# DATA ENTRIES
————————
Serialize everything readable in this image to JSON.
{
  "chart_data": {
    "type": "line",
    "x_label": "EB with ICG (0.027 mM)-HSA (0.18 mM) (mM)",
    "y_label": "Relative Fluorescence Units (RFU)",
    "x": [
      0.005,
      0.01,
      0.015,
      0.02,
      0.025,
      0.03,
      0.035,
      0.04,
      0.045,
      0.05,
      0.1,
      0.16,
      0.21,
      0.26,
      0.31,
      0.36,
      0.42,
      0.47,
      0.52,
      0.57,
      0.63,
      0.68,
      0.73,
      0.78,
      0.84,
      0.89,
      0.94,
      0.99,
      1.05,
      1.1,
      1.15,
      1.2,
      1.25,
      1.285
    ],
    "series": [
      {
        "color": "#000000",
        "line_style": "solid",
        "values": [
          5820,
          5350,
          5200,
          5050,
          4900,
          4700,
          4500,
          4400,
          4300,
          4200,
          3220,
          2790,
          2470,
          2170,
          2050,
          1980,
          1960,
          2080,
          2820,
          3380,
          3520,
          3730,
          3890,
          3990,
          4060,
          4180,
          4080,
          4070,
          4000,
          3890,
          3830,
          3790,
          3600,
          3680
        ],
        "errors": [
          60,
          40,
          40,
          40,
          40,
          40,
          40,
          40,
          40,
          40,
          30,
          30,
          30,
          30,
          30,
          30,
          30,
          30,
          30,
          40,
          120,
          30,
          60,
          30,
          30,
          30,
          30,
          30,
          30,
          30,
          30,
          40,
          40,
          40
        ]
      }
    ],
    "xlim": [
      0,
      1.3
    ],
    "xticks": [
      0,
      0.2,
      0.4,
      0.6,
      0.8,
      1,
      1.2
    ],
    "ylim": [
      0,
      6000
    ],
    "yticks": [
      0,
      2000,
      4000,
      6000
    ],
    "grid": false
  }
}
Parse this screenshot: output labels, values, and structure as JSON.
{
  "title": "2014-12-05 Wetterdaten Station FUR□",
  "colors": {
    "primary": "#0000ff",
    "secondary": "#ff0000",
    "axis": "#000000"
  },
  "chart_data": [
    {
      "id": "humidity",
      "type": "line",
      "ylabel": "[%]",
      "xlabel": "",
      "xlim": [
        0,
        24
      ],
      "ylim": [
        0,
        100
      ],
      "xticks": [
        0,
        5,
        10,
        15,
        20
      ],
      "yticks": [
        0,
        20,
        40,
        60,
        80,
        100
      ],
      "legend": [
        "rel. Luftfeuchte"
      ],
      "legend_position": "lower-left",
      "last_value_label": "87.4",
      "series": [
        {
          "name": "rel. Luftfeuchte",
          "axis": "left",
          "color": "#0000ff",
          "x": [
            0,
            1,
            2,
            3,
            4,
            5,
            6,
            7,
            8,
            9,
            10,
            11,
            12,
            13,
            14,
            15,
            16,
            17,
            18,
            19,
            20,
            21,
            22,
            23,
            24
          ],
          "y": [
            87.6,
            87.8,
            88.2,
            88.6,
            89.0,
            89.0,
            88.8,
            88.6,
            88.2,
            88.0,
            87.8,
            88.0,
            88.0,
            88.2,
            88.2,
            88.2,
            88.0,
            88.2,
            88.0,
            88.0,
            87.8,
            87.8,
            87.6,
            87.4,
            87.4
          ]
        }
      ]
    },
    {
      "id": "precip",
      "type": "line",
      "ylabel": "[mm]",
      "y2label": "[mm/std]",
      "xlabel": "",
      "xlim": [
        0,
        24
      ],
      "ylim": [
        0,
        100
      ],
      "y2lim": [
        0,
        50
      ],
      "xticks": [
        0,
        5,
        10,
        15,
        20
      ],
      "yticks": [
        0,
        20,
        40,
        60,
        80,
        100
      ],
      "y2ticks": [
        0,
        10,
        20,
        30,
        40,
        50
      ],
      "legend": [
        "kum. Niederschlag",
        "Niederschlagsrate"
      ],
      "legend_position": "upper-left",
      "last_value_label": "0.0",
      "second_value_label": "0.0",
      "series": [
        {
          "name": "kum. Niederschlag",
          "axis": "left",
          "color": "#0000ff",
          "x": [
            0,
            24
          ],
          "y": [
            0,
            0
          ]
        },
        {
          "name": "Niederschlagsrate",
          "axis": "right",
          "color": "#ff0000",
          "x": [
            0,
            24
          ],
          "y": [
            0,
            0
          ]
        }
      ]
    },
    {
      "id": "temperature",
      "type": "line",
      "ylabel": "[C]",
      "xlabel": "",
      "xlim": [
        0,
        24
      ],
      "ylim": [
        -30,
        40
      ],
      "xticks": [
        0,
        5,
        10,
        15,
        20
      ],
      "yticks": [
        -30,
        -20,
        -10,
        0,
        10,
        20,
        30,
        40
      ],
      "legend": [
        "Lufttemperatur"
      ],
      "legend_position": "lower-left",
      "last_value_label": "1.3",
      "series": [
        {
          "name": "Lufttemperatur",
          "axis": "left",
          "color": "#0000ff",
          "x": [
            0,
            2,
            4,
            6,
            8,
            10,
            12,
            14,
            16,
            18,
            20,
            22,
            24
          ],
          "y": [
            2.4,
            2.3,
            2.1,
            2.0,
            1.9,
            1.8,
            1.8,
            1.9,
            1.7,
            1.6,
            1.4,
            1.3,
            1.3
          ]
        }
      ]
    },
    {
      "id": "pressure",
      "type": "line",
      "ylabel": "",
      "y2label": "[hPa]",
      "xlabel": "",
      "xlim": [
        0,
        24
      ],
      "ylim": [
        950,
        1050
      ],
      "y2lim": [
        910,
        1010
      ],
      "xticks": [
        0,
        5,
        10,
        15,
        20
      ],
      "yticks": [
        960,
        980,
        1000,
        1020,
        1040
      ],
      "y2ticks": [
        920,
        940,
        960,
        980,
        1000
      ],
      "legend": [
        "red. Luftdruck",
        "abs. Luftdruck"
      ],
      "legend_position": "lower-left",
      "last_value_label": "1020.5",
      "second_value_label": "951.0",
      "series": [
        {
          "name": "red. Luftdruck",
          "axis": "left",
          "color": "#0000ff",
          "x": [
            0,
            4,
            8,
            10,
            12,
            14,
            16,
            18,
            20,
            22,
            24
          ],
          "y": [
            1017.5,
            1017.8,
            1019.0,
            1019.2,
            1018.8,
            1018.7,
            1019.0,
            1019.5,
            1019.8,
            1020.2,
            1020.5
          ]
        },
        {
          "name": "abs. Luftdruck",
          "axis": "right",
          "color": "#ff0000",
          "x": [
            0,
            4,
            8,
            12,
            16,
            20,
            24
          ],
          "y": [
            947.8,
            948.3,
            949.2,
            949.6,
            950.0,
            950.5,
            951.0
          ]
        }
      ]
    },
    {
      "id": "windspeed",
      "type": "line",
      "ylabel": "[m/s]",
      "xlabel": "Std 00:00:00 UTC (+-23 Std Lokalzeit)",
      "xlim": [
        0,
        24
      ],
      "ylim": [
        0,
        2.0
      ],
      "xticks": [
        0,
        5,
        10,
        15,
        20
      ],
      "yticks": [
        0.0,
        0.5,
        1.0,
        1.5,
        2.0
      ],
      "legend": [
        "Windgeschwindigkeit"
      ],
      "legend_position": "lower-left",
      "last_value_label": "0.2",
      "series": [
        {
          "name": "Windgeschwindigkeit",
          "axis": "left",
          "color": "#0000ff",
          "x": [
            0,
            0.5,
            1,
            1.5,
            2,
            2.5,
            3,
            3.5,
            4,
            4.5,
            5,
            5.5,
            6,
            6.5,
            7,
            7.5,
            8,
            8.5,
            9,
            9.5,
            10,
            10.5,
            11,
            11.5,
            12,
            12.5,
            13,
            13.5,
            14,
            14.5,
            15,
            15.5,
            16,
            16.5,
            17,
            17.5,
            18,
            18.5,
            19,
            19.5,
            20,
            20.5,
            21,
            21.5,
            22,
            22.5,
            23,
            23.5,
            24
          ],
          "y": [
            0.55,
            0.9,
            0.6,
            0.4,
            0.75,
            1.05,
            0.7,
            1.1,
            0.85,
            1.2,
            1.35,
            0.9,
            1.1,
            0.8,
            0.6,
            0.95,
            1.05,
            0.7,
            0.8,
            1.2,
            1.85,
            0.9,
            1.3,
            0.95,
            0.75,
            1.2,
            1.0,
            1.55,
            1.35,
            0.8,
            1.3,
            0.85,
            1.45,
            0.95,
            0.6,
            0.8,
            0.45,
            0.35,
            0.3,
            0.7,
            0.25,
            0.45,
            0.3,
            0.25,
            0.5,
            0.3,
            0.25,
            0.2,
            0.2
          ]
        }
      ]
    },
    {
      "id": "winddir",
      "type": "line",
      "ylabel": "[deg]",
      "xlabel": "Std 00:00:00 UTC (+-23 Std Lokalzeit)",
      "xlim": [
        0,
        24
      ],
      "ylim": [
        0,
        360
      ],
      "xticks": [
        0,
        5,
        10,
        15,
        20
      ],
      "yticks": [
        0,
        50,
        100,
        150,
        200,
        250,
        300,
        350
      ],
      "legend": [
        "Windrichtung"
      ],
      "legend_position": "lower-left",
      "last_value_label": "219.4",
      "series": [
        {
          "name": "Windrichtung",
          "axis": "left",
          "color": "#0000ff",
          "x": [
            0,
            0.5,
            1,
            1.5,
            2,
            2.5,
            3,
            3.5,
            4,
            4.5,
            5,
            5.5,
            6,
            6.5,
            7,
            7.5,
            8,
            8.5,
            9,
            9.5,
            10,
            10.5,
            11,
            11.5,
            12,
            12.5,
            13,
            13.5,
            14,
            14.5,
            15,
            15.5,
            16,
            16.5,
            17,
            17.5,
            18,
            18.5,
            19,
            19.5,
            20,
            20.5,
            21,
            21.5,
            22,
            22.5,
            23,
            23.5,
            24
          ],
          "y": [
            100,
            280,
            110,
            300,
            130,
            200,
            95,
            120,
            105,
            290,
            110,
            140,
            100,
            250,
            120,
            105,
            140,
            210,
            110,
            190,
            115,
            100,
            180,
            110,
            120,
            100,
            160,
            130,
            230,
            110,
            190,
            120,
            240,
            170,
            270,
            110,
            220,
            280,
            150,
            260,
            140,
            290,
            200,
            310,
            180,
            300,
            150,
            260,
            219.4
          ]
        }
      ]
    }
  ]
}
————————
# WHAT TO PRODUCE
Show the lines of the records that include the string "JSON".

# ANSWER TO THE PROBLEM
Serialize everything readable in this image to JSON.
Parse this screenshot: output labels, values, and structure as JSON.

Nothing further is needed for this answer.